▸ Task requirements
The records below must be written out exactly, with every picture left behind.

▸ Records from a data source
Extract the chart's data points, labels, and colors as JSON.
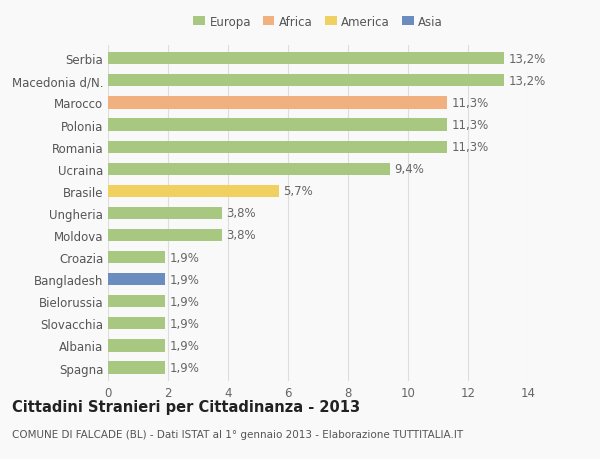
{
  "categories": [
    "Spagna",
    "Albania",
    "Slovacchia",
    "Bielorussia",
    "Bangladesh",
    "Croazia",
    "Moldova",
    "Ungheria",
    "Brasile",
    "Ucraina",
    "Romania",
    "Polonia",
    "Marocco",
    "Macedonia d/N.",
    "Serbia"
  ],
  "values": [
    1.9,
    1.9,
    1.9,
    1.9,
    1.9,
    1.9,
    3.8,
    3.8,
    5.7,
    9.4,
    11.3,
    11.3,
    11.3,
    13.2,
    13.2
  ],
  "labels": [
    "1,9%",
    "1,9%",
    "1,9%",
    "1,9%",
    "1,9%",
    "1,9%",
    "3,8%",
    "3,8%",
    "5,7%",
    "9,4%",
    "11,3%",
    "11,3%",
    "11,3%",
    "13,2%",
    "13,2%"
  ],
  "colors": [
    "#a8c882",
    "#a8c882",
    "#a8c882",
    "#a8c882",
    "#6b8cbf",
    "#a8c882",
    "#a8c882",
    "#a8c882",
    "#f0d060",
    "#a8c882",
    "#a8c882",
    "#a8c882",
    "#f0b080",
    "#a8c882",
    "#a8c882"
  ],
  "legend_labels": [
    "Europa",
    "Africa",
    "America",
    "Asia"
  ],
  "legend_colors": [
    "#a8c882",
    "#f0b080",
    "#f0d060",
    "#6b8cbf"
  ],
  "title": "Cittadini Stranieri per Cittadinanza - 2013",
  "subtitle": "COMUNE DI FALCADE (BL) - Dati ISTAT al 1° gennaio 2013 - Elaborazione TUTTITALIA.IT",
  "xlim": [
    0,
    14
  ],
  "xticks": [
    0,
    2,
    4,
    6,
    8,
    10,
    12,
    14
  ],
  "background_color": "#f9f9f9",
  "grid_color": "#dddddd",
  "bar_height": 0.55,
  "label_fontsize": 8.5,
  "tick_fontsize": 8.5,
  "title_fontsize": 10.5,
  "subtitle_fontsize": 7.5
}
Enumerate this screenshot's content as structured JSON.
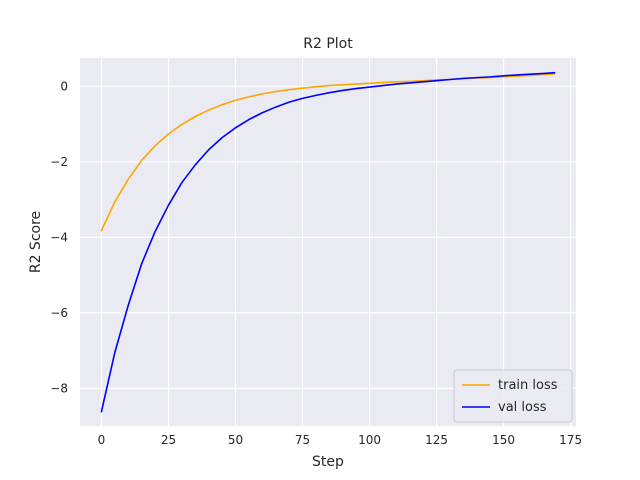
{
  "chart_data": {
    "type": "line",
    "title": "R2 Plot",
    "xlabel": "Step",
    "ylabel": "R2 Score",
    "xlim": [
      -8,
      177
    ],
    "ylim": [
      -9.0,
      0.75
    ],
    "xticks": [
      0,
      25,
      50,
      75,
      100,
      125,
      150,
      175
    ],
    "yticks": [
      -8,
      -6,
      -4,
      -2,
      0
    ],
    "grid": true,
    "legend_position": "lower-right",
    "series": [
      {
        "name": "train loss",
        "color": "#ffa500",
        "x": [
          0,
          5,
          10,
          15,
          20,
          25,
          30,
          35,
          40,
          45,
          50,
          55,
          60,
          65,
          70,
          75,
          80,
          85,
          90,
          95,
          100,
          105,
          110,
          115,
          120,
          125,
          130,
          135,
          140,
          145,
          150,
          155,
          160,
          165,
          169
        ],
        "y": [
          -3.82,
          -3.06,
          -2.46,
          -1.96,
          -1.58,
          -1.26,
          -1.01,
          -0.8,
          -0.63,
          -0.49,
          -0.37,
          -0.28,
          -0.2,
          -0.14,
          -0.09,
          -0.05,
          -0.01,
          0.02,
          0.04,
          0.06,
          0.08,
          0.1,
          0.12,
          0.13,
          0.15,
          0.17,
          0.18,
          0.2,
          0.22,
          0.23,
          0.25,
          0.27,
          0.29,
          0.31,
          0.33
        ]
      },
      {
        "name": "val loss",
        "color": "#0000ff",
        "x": [
          0,
          5,
          10,
          15,
          20,
          25,
          30,
          35,
          40,
          45,
          50,
          55,
          60,
          65,
          70,
          75,
          80,
          85,
          90,
          95,
          100,
          105,
          110,
          115,
          120,
          125,
          130,
          135,
          140,
          145,
          150,
          155,
          160,
          165,
          169
        ],
        "y": [
          -8.62,
          -7.05,
          -5.8,
          -4.7,
          -3.85,
          -3.15,
          -2.55,
          -2.08,
          -1.68,
          -1.36,
          -1.1,
          -0.88,
          -0.7,
          -0.55,
          -0.42,
          -0.32,
          -0.24,
          -0.17,
          -0.11,
          -0.06,
          -0.02,
          0.02,
          0.06,
          0.09,
          0.12,
          0.15,
          0.18,
          0.21,
          0.23,
          0.25,
          0.28,
          0.3,
          0.32,
          0.34,
          0.36
        ]
      }
    ]
  }
}
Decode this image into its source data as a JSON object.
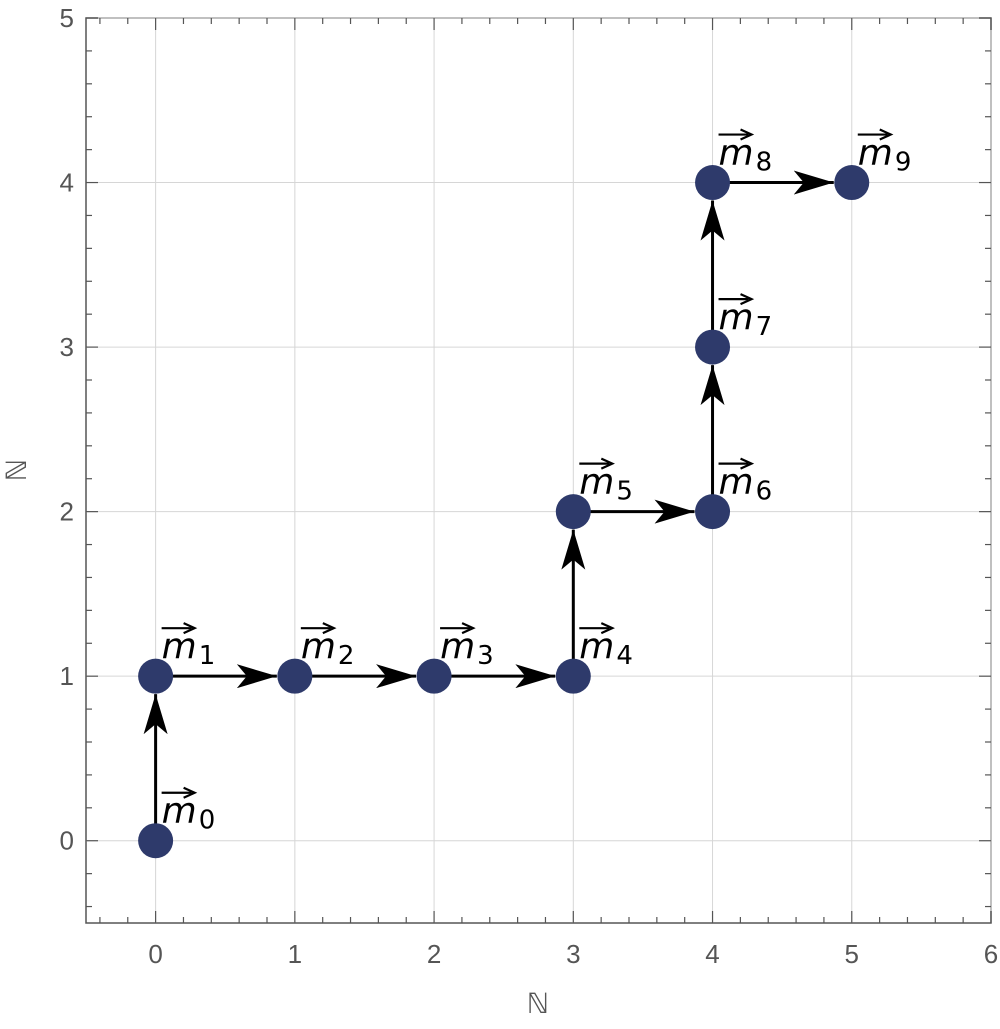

▸ Exercise output
Extract the chart's data points, labels, and colors as JSON.
{
  "categories": [
    "Spagna",
    "Albania",
    "Slovacchia",
    "Bielorussia",
    "Bangladesh",
    "Croazia",
    "Moldova",
    "Ungheria",
    "Brasile",
    "Ucraina",
    "Romania",
    "Polonia",
    "Marocco",
    "Macedonia d/N.",
    "Serbia"
  ],
  "values": [
    1.9,
    1.9,
    1.9,
    1.9,
    1.9,
    1.9,
    3.8,
    3.8,
    5.7,
    9.4,
    11.3,
    11.3,
    11.3,
    13.2,
    13.2
  ],
  "labels": [
    "1,9%",
    "1,9%",
    "1,9%",
    "1,9%",
    "1,9%",
    "1,9%",
    "3,8%",
    "3,8%",
    "5,7%",
    "9,4%",
    "11,3%",
    "11,3%",
    "11,3%",
    "13,2%",
    "13,2%"
  ],
  "colors": [
    "#a8c882",
    "#a8c882",
    "#a8c882",
    "#a8c882",
    "#6b8cbf",
    "#a8c882",
    "#a8c882",
    "#a8c882",
    "#f0d060",
    "#a8c882",
    "#a8c882",
    "#a8c882",
    "#f0b080",
    "#a8c882",
    "#a8c882"
  ],
  "legend_labels": [
    "Europa",
    "Africa",
    "America",
    "Asia"
  ],
  "legend_colors": [
    "#a8c882",
    "#f0b080",
    "#f0d060",
    "#6b8cbf"
  ],
  "title": "Cittadini Stranieri per Cittadinanza - 2013",
  "subtitle": "COMUNE DI FALCADE (BL) - Dati ISTAT al 1° gennaio 2013 - Elaborazione TUTTITALIA.IT",
  "xlim": [
    0,
    14
  ],
  "xticks": [
    0,
    2,
    4,
    6,
    8,
    10,
    12,
    14
  ],
  "background_color": "#f9f9f9",
  "grid_color": "#dddddd",
  "bar_height": 0.55,
  "label_fontsize": 8.5,
  "tick_fontsize": 8.5,
  "title_fontsize": 10.5,
  "subtitle_fontsize": 7.5
}
Enumerate this screenshot's content as structured JSON.
{
  "chart_data": {
    "type": "line",
    "title": "R2 Plot",
    "xlabel": "Step",
    "ylabel": "R2 Score",
    "xlim": [
      -8,
      177
    ],
    "ylim": [
      -9.0,
      0.75
    ],
    "xticks": [
      0,
      25,
      50,
      75,
      100,
      125,
      150,
      175
    ],
    "yticks": [
      -8,
      -6,
      -4,
      -2,
      0
    ],
    "grid": true,
    "legend_position": "lower-right",
    "series": [
      {
        "name": "train loss",
        "color": "#ffa500",
        "x": [
          0,
          5,
          10,
          15,
          20,
          25,
          30,
          35,
          40,
          45,
          50,
          55,
          60,
          65,
          70,
          75,
          80,
          85,
          90,
          95,
          100,
          105,
          110,
          115,
          120,
          125,
          130,
          135,
          140,
          145,
          150,
          155,
          160,
          165,
          169
        ],
        "y": [
          -3.82,
          -3.06,
          -2.46,
          -1.96,
          -1.58,
          -1.26,
          -1.01,
          -0.8,
          -0.63,
          -0.49,
          -0.37,
          -0.28,
          -0.2,
          -0.14,
          -0.09,
          -0.05,
          -0.01,
          0.02,
          0.04,
          0.06,
          0.08,
          0.1,
          0.12,
          0.13,
          0.15,
          0.17,
          0.18,
          0.2,
          0.22,
          0.23,
          0.25,
          0.27,
          0.29,
          0.31,
          0.33
        ]
      },
      {
        "name": "val loss",
        "color": "#0000ff",
        "x": [
          0,
          5,
          10,
          15,
          20,
          25,
          30,
          35,
          40,
          45,
          50,
          55,
          60,
          65,
          70,
          75,
          80,
          85,
          90,
          95,
          100,
          105,
          110,
          115,
          120,
          125,
          130,
          135,
          140,
          145,
          150,
          155,
          160,
          165,
          169
        ],
        "y": [
          -8.62,
          -7.05,
          -5.8,
          -4.7,
          -3.85,
          -3.15,
          -2.55,
          -2.08,
          -1.68,
          -1.36,
          -1.1,
          -0.88,
          -0.7,
          -0.55,
          -0.42,
          -0.32,
          -0.24,
          -0.17,
          -0.11,
          -0.06,
          -0.02,
          0.02,
          0.06,
          0.09,
          0.12,
          0.15,
          0.18,
          0.21,
          0.23,
          0.25,
          0.28,
          0.3,
          0.32,
          0.34,
          0.36
        ]
      }
    ]
  }
}
Decode this image into its source data as a JSON object.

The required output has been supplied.